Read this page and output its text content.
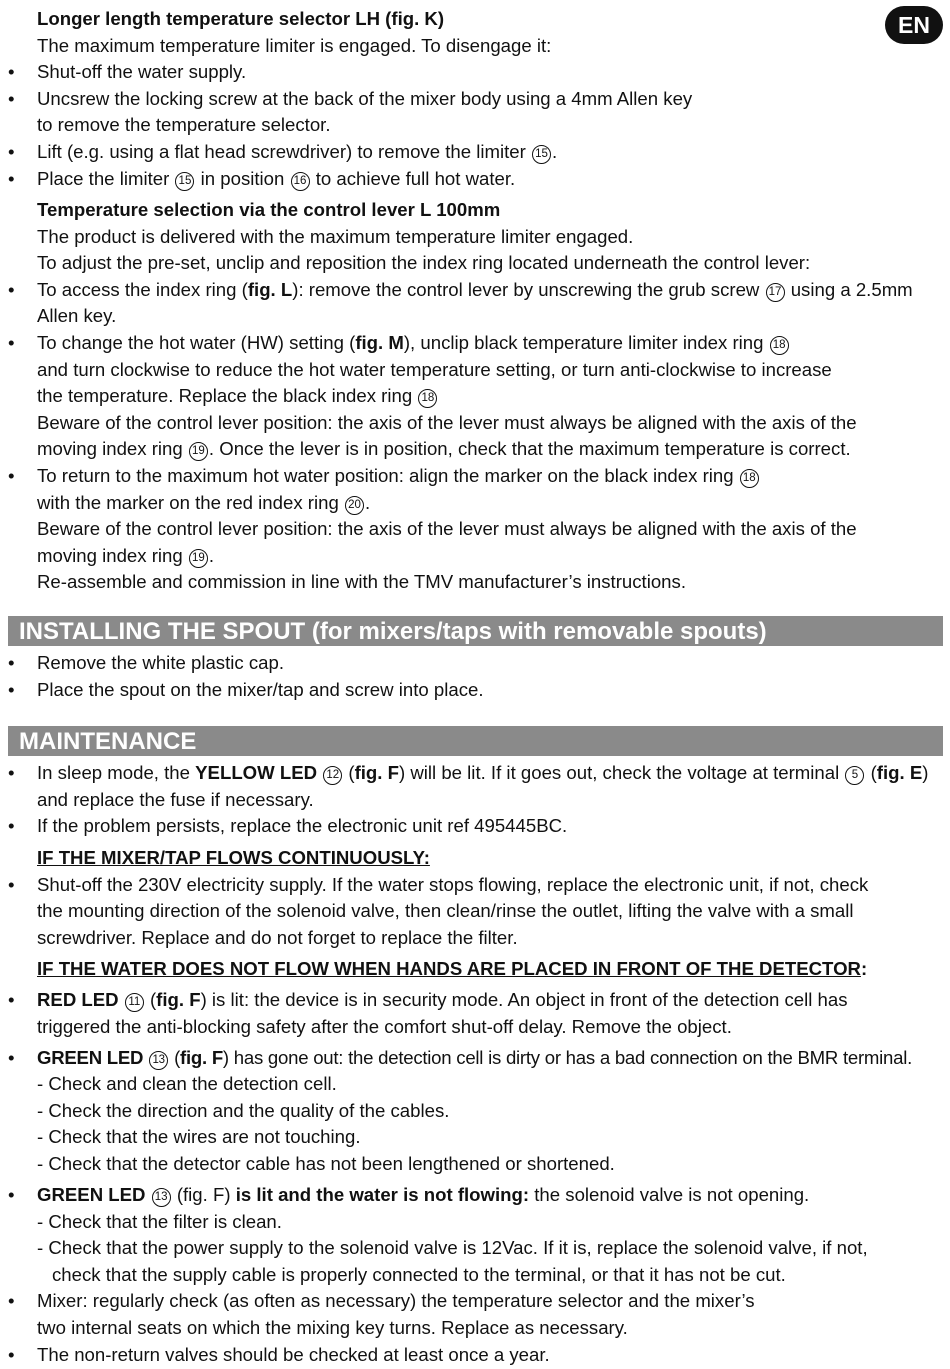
EN
Longer length temperature selector LH (fig. K)
The maximum temperature limiter is engaged. To disengage it:
• Shut-off the water supply.
• Uncsrew the locking screw at the back of the mixer body using a 4mm Allen key
to remove the temperature selector.
• Lift (e.g. using a flat head screwdriver) to remove the limiter 15 .
• Place the limiter 15 in position 16 to achieve full hot water.
Temperature selection via the control lever L 100mm
The product is delivered with the maximum temperature limiter engaged.
To adjust the pre-set, unclip and reposition the index ring located underneath the control lever:
• To access the index ring (fig. L): remove the control lever by unscrewing the grub screw 17 using a 2.5mm
Allen key.
• To change the hot water (HW) setting (fig. M), unclip black temperature limiter index ring 18
and turn clockwise to reduce the hot water temperature setting, or turn anti-clockwise to increase
the temperature. Replace the black index ring 18
Beware of the control lever position: the axis of the lever must always be aligned with the axis of the
moving index ring 19 . Once the lever is in position, check that the maximum temperature is correct.
• To return to the maximum hot water position: align the marker on the black index ring 18
with the marker on the red index ring 20 .
Beware of the control lever position: the axis of the lever must always be aligned with the axis of the
moving index ring 19 .
Re-assemble and commission in line with the TMV manufacturer’s instructions.
INSTALLING THE SPOUT (for mixers/taps with removable spouts)
• Remove the white plastic cap.
• Place the spout on the mixer/tap and screw into place.
MAINTENANCE
• In sleep mode, the YELLOW LED 12 (fig. F) will be lit. If it goes out, check the voltage at terminal 5 (fig. E)
and replace the fuse if necessary.
• If the problem persists, replace the electronic unit ref 495445BC.
IF THE MIXER/TAP FLOWS CONTINUOUSLY:
• Shut-off the 230V electricity supply. If the water stops flowing, replace the electronic unit, if not, check
the mounting direction of the solenoid valve, then clean/rinse the outlet, lifting the valve with a small
screwdriver. Replace and do not forget to replace the filter.
IF THE WATER DOES NOT FLOW WHEN HANDS ARE PLACED IN FRONT OF THE DETECTOR:
• RED LED 11 (fig. F) is lit: the device is in security mode. An object in front of the detection cell has
triggered the anti-blocking safety after the comfort shut-off delay. Remove the object.
• GREEN LED 13 (fig. F) has gone out: the detection cell is dirty or has a bad connection on the BMR terminal.
- Check and clean the detection cell.
- Check the direction and the quality of the cables.
- Check that the wires are not touching.
- Check that the detector cable has not been lengthened or shortened.
• GREEN LED 13 (fig. F) is lit and the water is not flowing: the solenoid valve is not opening.
- Check that the filter is clean.
- Check that the power supply to the solenoid valve is 12Vac. If it is, replace the solenoid valve, if not,
check that the supply cable is properly connected to the terminal, or that it has not be cut.
• Mixer: regularly check (as often as necessary) the temperature selector and the mixer’s
two internal seats on which the mixing key turns. Replace as necessary.
• The non-return valves should be checked at least once a year.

## Exercise description
Give the entries again without a single change, but with no pictures.

## Response to this task
Read this page and output its text content.
EN
Longer length temperature selector LH (fig. K)
The maximum temperature limiter is engaged. To disengage it:
• Shut-off the water supply.
• Uncsrew the locking screw at the back of the mixer body using a 4mm Allen key
to remove the temperature selector.
• Lift (e.g. using a flat head screwdriver) to remove the limiter 15 .
• Place the limiter 15 in position 16 to achieve full hot water.
Temperature selection via the control lever L 100mm
The product is delivered with the maximum temperature limiter engaged.
To adjust the pre-set, unclip and reposition the index ring located underneath the control lever:
• To access the index ring (fig. L): remove the control lever by unscrewing the grub screw 17 using a 2.5mm
Allen key.
• To change the hot water (HW) setting (fig. M), unclip black temperature limiter index ring 18
and turn clockwise to reduce the hot water temperature setting, or turn anti-clockwise to increase
the temperature. Replace the black index ring 18
Beware of the control lever position: the axis of the lever must always be aligned with the axis of the
moving index ring 19 . Once the lever is in position, check that the maximum temperature is correct.
• To return to the maximum hot water position: align the marker on the black index ring 18
with the marker on the red index ring 20 .
Beware of the control lever position: the axis of the lever must always be aligned with the axis of the
moving index ring 19 .
Re-assemble and commission in line with the TMV manufacturer’s instructions.
INSTALLING THE SPOUT (for mixers/taps with removable spouts)
• Remove the white plastic cap.
• Place the spout on the mixer/tap and screw into place.
MAINTENANCE
• In sleep mode, the YELLOW LED 12 (fig. F) will be lit. If it goes out, check the voltage at terminal 5 (fig. E)
and replace the fuse if necessary.
• If the problem persists, replace the electronic unit ref 495445BC.
IF THE MIXER/TAP FLOWS CONTINUOUSLY:
• Shut-off the 230V electricity supply. If the water stops flowing, replace the electronic unit, if not, check
the mounting direction of the solenoid valve, then clean/rinse the outlet, lifting the valve with a small
screwdriver. Replace and do not forget to replace the filter.
IF THE WATER DOES NOT FLOW WHEN HANDS ARE PLACED IN FRONT OF THE DETECTOR:
• RED LED 11 (fig. F) is lit: the device is in security mode. An object in front of the detection cell has
triggered the anti-blocking safety after the comfort shut-off delay. Remove the object.
• GREEN LED 13 (fig. F) has gone out: the detection cell is dirty or has a bad connection on the BMR terminal.
- Check and clean the detection cell.
- Check the direction and the quality of the cables.
- Check that the wires are not touching.
- Check that the detector cable has not been lengthened or shortened.
• GREEN LED 13 (fig. F) is lit and the water is not flowing: the solenoid valve is not opening.
- Check that the filter is clean.
- Check that the power supply to the solenoid valve is 12Vac. If it is, replace the solenoid valve, if not,
check that the supply cable is properly connected to the terminal, or that it has not be cut.
• Mixer: regularly check (as often as necessary) the temperature selector and the mixer’s
two internal seats on which the mixing key turns. Replace as necessary.
• The non-return valves should be checked at least once a year.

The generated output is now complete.